Records excerpted from a collection
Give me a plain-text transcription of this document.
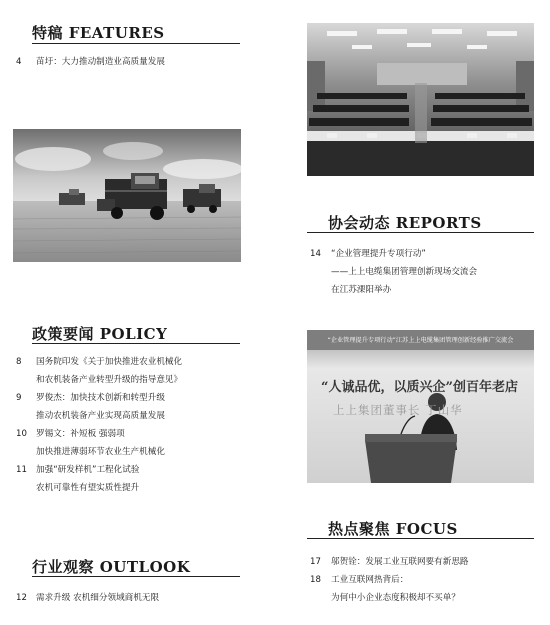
特稿 FEATURES
4 苗圩：大力推动制造业高质量发展
政策要闻 POLICY
8 国务院印发《关于加快推进农业机械化
和农机装备产业转型升级的指导意见》
9 罗俊杰：加快技术创新和转型升级
推动农机装备产业实现高质量发展
10 罗锡文：补短板 强弱项
加快推进薄弱环节农业生产机械化
11 加强“研发样机”工程化试验
农机可靠性有望实质性提升
行业观察 OUTLOOK
12 需求升级 农机细分领域商机无限
协会动态 REPORTS
14 “企业管理提升专项行动”
——上上电缆集团管理创新现场交流会
在江苏溧阳举办
“企业管理提升专项行动”江苏上上电缆集团管理创新经验推广交流会
“人诚品优，以质兴企”创百年老店
上上集团董事长 丁山华
热点聚焦 FOCUS
17 邬贺铨：发展工业互联网要有新思路
18 工业互联网热背后：
为何中小企业态度积极却不买单？
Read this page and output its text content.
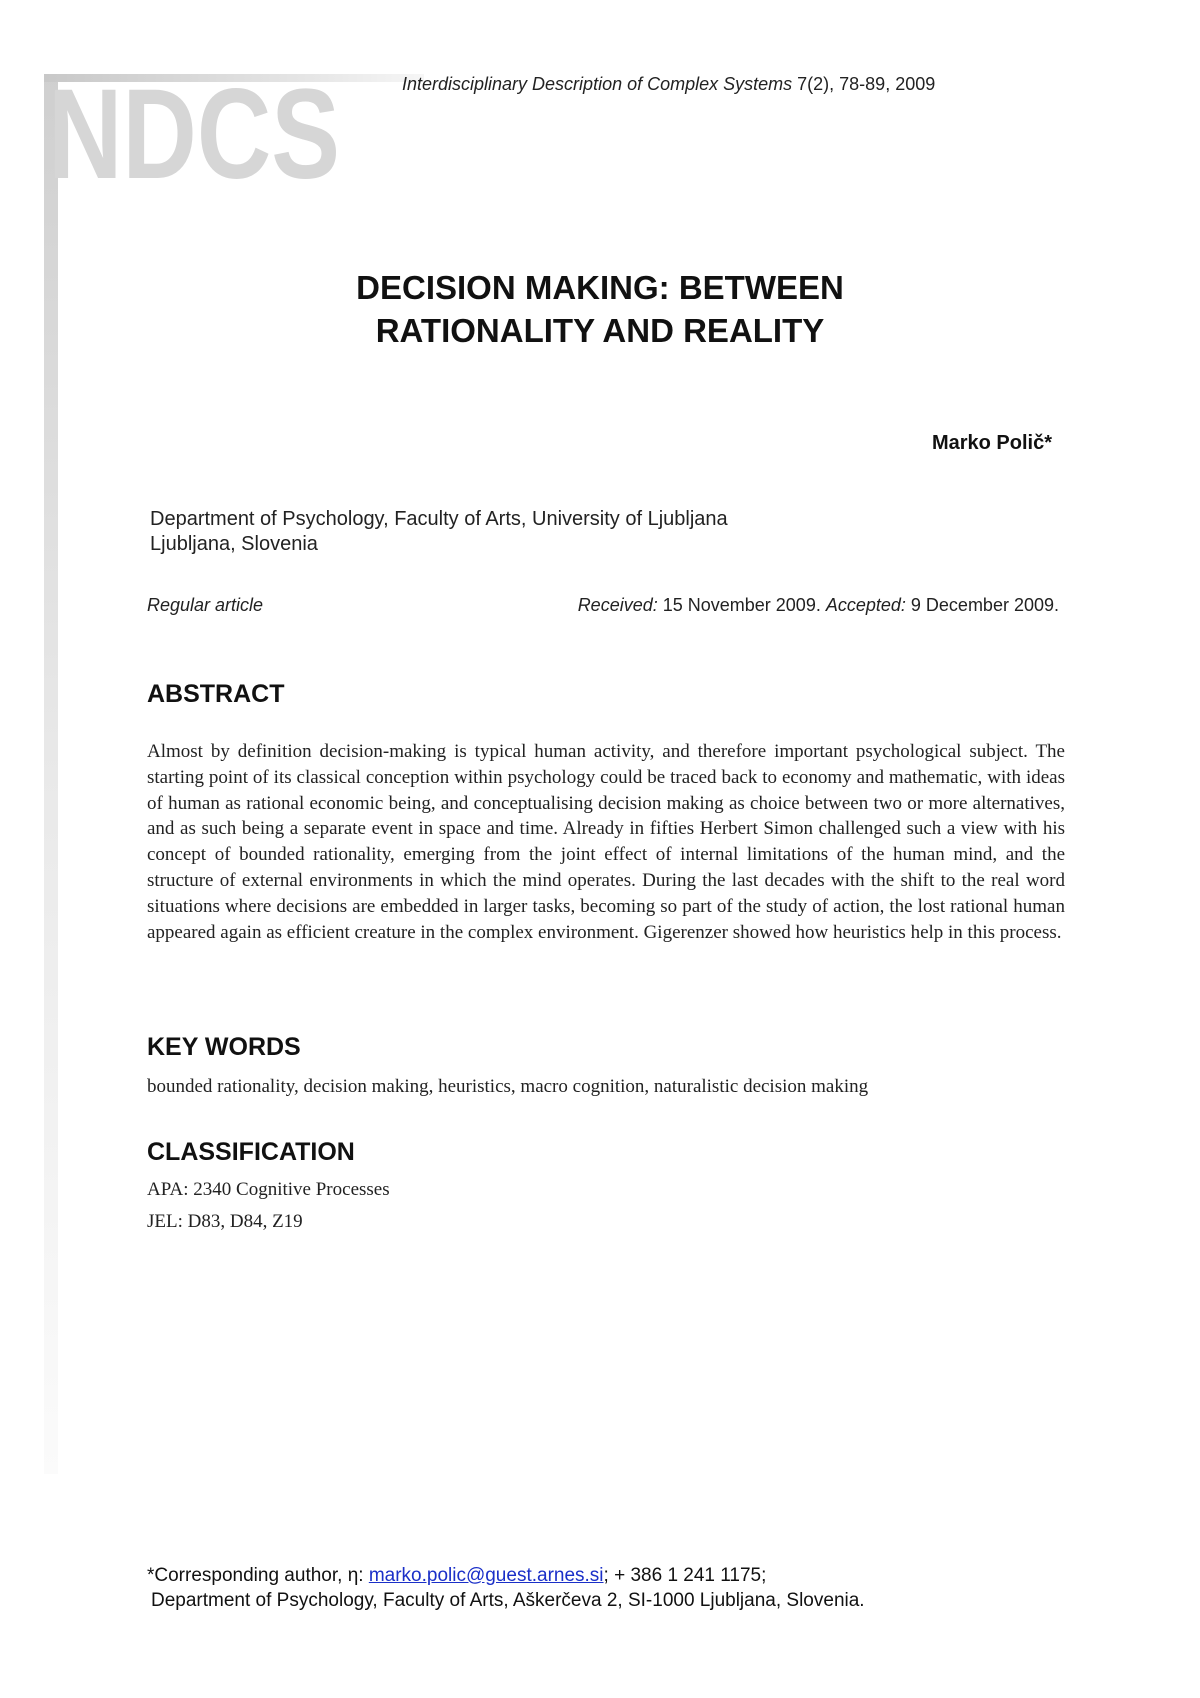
NDCS	Interdisciplinary Description of Complex Systems 7(2), 78-89, 2009
DECISION MAKING: BETWEEN
RATIONALITY AND REALITY
Marko Polič*
Department of Psychology, Faculty of Arts, University of Ljubljana
Ljubljana, Slovenia
Regular article	Received: 15 November 2009. Accepted: 9 December 2009.
ABSTRACT
Almost by definition decision-making is typical human activity, and therefore important psychological subject. The starting point of its classical conception within psychology could be traced back to economy and mathematic, with ideas of human as rational economic being, and conceptualising decision making as choice between two or more alternatives, and as such being a separate event in space and time. Already in fifties Herbert Simon challenged such a view with his concept of bounded rationality, emerging from the joint effect of internal limitations of the human mind, and the structure of external environments in which the mind operates. During the last decades with the shift to the real word situations where decisions are embedded in larger tasks, becoming so part of the study of action, the lost rational human appeared again as efficient creature in the complex environment. Gigerenzer showed how heuristics help in this process.
KEY WORDS
bounded rationality, decision making, heuristics, macro cognition, naturalistic decision making
CLASSIFICATION
APA: 2340 Cognitive Processes
JEL: D83, D84, Z19
*Corresponding author, η: marko.polic@guest.arnes.si; + 386 1 241 1175;
Department of Psychology, Faculty of Arts, Aškerčeva 2, SI-1000 Ljubljana, Slovenia.
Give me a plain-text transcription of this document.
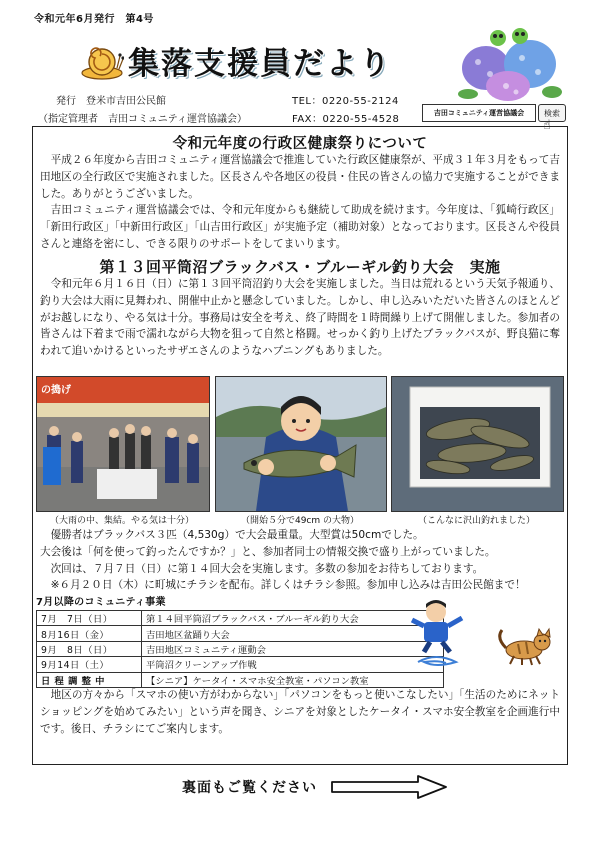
令和元年6月発行　第4号
集落支援員だより
発行　登米市吉田公民館
（指定管理者　吉田コミュニティ運営協議会）
TEL：0220-55-2124
FAX：0220-55-4528
吉田コミュニティ運営協議会	検索
☝
令和元年度の行政区健康祭りについて

平成２６年度から吉田コミュニティ運営協議会で推進していた行政区健康祭が、平成３１年３月をもって吉田地区の全行政区で実施されました。区長さんや各地区の役員・住民の皆さんの協力で実施することができました。ありがとうございました。

吉田コミュニティ運営協議会では、令和元年度からも継続して助成を続けます。今年度は、「狐崎行政区」「新田行政区」「中新田行政区」「山吉田行政区」が実施予定（補助対象）となっております。区長さんや役員さんと連絡を密にし、できる限りのサポートをしてまいります。

第１３回平筒沼ブラックバス・ブルーギル釣り大会　実施

令和元年６月１６日（日）に第１３回平筒沼釣り大会を実施しました。当日は荒れるという天気予報通り、釣り大会は大雨に見舞われ、開催中止かと懸念していました。しかし、申し込みいただいた皆さんのほとんどがお越しになり、やる気は十分。事務局は安全を考え、終了時間を１時間繰り上げて開催しました。参加者の皆さんは下着まで雨で濡れながら大物を狙って自然と格闘。せっかく釣り上げたブラックバスが、野良猫に奪われて追いかけるといったサザエさんのようなハプニングもありました。

の搗げ
（大雨の中、集結。やる気は十分）	（開始５分で49cm の大物）	（こんなに沢山釣れました）

優勝者はブラックバス３匹（4,530g）で大会最重量。大型賞は50cmでした。

大会後は「何を使って釣ったんですか？」と、参加者同士の情報交換で盛り上がっていました。

次回は、７月７日（日）に第１４回大会を実施します。多数の参加をお待ちしております。

※６月２０日（木）に町城にチラシを配布。詳しくはチラシ参照。参加申し込みは吉田公民館まで！

7月以降のコミュニティ事業
7月　7日（日）	第１４回平筒沼ブラックバス・ブルーギル釣り大会
8月16日（金）	吉田地区盆踊り大会
9月　8日（日）	吉田地区コミュニティ運動会
9月14日（土）	平筒沼クリーンアップ作戦
日 程 調 整 中	【シニア】ケータイ・スマホ安全教室・パソコン教室

地区の方々から「スマホの使い方がわからない」「パソコンをもっと使いこなしたい」「生活のためにネットショッピングを始めてみたい」という声を聞き、シニアを対象としたケータイ・スマホ安全教室を企画進行中です。後日、チラシにてご案内します。

裏面もご覧ください
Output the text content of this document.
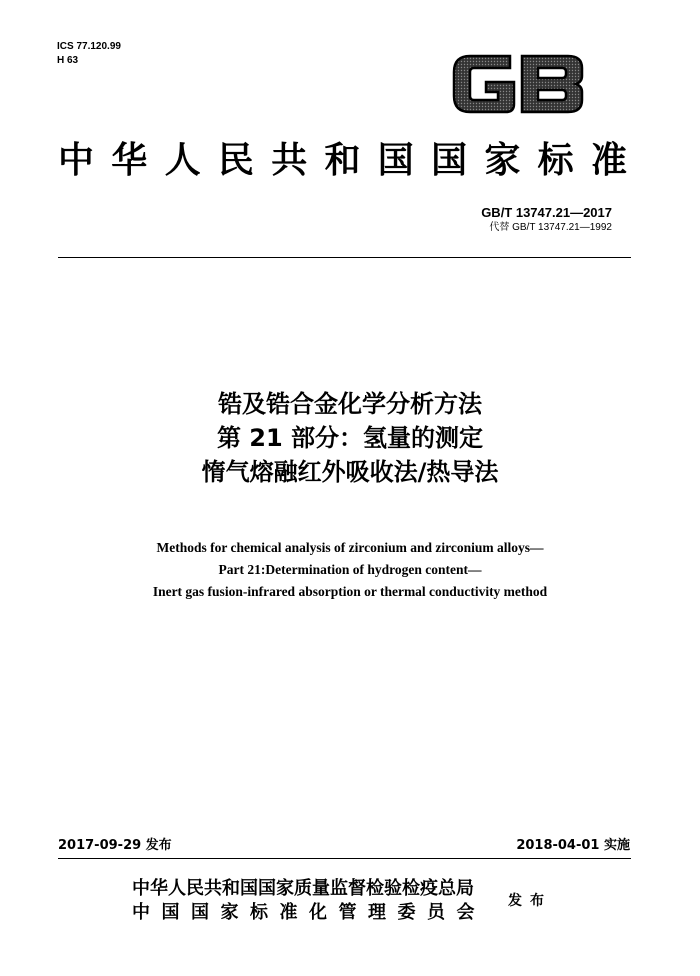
ICS 77.120.99
H 63
中华人民共和国国家标准
GB/T 13747.21—2017
代替 GB/T 13747.21—1992
锆及锆合金化学分析方法
第 21 部分：氢量的测定
惰气熔融红外吸收法/热导法
Methods for chemical analysis of zirconium and zirconium alloys—
Part 21:Determination of hydrogen content—
Inert gas fusion-infrared absorption or thermal conductivity method
2017-09-29 发布	2018-04-01 实施
中华人民共和国国家质量监督检验检疫总局
中国国家标准化管理委员会
发布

● Request
Retype the whole listing exactly and leave the pictures out.

● Exercise response
Give me a plain-text transcription of this document.
特稿 FEATURES
4 苗圩：大力推动制造业高质量发展
政策要闻 POLICY
8 国务院印发《关于加快推进农业机械化
和农机装备产业转型升级的指导意见》
9 罗俊杰：加快技术创新和转型升级
推动农机装备产业实现高质量发展
10 罗锡文：补短板 强弱项
加快推进薄弱环节农业生产机械化
11 加强“研发样机”工程化试验
农机可靠性有望实质性提升
行业观察 OUTLOOK
12 需求升级 农机细分领域商机无限
协会动态 REPORTS
14 “企业管理提升专项行动”
——上上电缆集团管理创新现场交流会
在江苏溧阳举办
“企业管理提升专项行动”江苏上上电缆集团管理创新经验推广交流会
“人诚品优，以质兴企”创百年老店
上上集团董事长 丁山华
热点聚焦 FOCUS
17 邬贺铨：发展工业互联网要有新思路
18 工业互联网热背后：
为何中小企业态度积极却不买单？
Read this page and output its text content.
NDCS	Interdisciplinary Description of Complex Systems 7(2), 78-89, 2009
DECISION MAKING: BETWEEN
RATIONALITY AND REALITY
Marko Polič*
Department of Psychology, Faculty of Arts, University of Ljubljana
Ljubljana, Slovenia
Regular article	Received: 15 November 2009. Accepted: 9 December 2009.
ABSTRACT
Almost by definition decision-making is typical human activity, and therefore important psychological subject. The starting point of its classical conception within psychology could be traced back to economy and mathematic, with ideas of human as rational economic being, and conceptualising decision making as choice between two or more alternatives, and as such being a separate event in space and time. Already in fifties Herbert Simon challenged such a view with his concept of bounded rationality, emerging from the joint effect of internal limitations of the human mind, and the structure of external environments in which the mind operates. During the last decades with the shift to the real word situations where decisions are embedded in larger tasks, becoming so part of the study of action, the lost rational human appeared again as efficient creature in the complex environment. Gigerenzer showed how heuristics help in this process.
KEY WORDS
bounded rationality, decision making, heuristics, macro cognition, naturalistic decision making
CLASSIFICATION
APA: 2340 Cognitive Processes
JEL: D83, D84, Z19
*Corresponding author, η: marko.polic@guest.arnes.si; + 386 1 241 1175;
Department of Psychology, Faculty of Arts, Aškerčeva 2, SI-1000 Ljubljana, Slovenia.
Give me a plain-text transcription of this document.
令和元年6月発行　第4号
集落支援員だより
発行　登米市吉田公民館
（指定管理者　吉田コミュニティ運営協議会）
TEL：0220-55-2124
FAX：0220-55-4528
吉田コミュニティ運営協議会	検索
☝
令和元年度の行政区健康祭りについて

平成２６年度から吉田コミュニティ運営協議会で推進していた行政区健康祭が、平成３１年３月をもって吉田地区の全行政区で実施されました。区長さんや各地区の役員・住民の皆さんの協力で実施することができました。ありがとうございました。

吉田コミュニティ運営協議会では、令和元年度からも継続して助成を続けます。今年度は、「狐崎行政区」「新田行政区」「中新田行政区」「山吉田行政区」が実施予定（補助対象）となっております。区長さんや役員さんと連絡を密にし、できる限りのサポートをしてまいります。

第１３回平筒沼ブラックバス・ブルーギル釣り大会　実施

令和元年６月１６日（日）に第１３回平筒沼釣り大会を実施しました。当日は荒れるという天気予報通り、釣り大会は大雨に見舞われ、開催中止かと懸念していました。しかし、申し込みいただいた皆さんのほとんどがお越しになり、やる気は十分。事務局は安全を考え、終了時間を１時間繰り上げて開催しました。参加者の皆さんは下着まで雨で濡れながら大物を狙って自然と格闘。せっかく釣り上げたブラックバスが、野良猫に奪われて追いかけるといったサザエさんのようなハプニングもありました。

の搗げ
（大雨の中、集結。やる気は十分）	（開始５分で49cm の大物）	（こんなに沢山釣れました）

優勝者はブラックバス３匹（4,530g）で大会最重量。大型賞は50cmでした。

大会後は「何を使って釣ったんですか？」と、参加者同士の情報交換で盛り上がっていました。

次回は、７月７日（日）に第１４回大会を実施します。多数の参加をお待ちしております。

※６月２０日（木）に町城にチラシを配布。詳しくはチラシ参照。参加申し込みは吉田公民館まで！

7月以降のコミュニティ事業
7月　7日（日）	第１４回平筒沼ブラックバス・ブルーギル釣り大会
8月16日（金）	吉田地区盆踊り大会
9月　8日（日）	吉田地区コミュニティ運動会
9月14日（土）	平筒沼クリーンアップ作戦
日 程 調 整 中	【シニア】ケータイ・スマホ安全教室・パソコン教室

地区の方々から「スマホの使い方がわからない」「パソコンをもっと使いこなしたい」「生活のためにネットショッピングを始めてみたい」という声を聞き、シニアを対象としたケータイ・スマホ安全教室を企画進行中です。後日、チラシにてご案内します。

裏面もご覧ください
Output the text content of this document.
ICS 77.120.99
H 63
中华人民共和国国家标准
GB/T 13747.21—2017
代替 GB/T 13747.21—1992
锆及锆合金化学分析方法
第 21 部分：氢量的测定
惰气熔融红外吸收法/热导法
Methods for chemical analysis of zirconium and zirconium alloys—
Part 21:Determination of hydrogen content—
Inert gas fusion-infrared absorption or thermal conductivity method
2017-09-29 发布	2018-04-01 实施
中华人民共和国国家质量监督检验检疫总局
中国国家标准化管理委员会
发布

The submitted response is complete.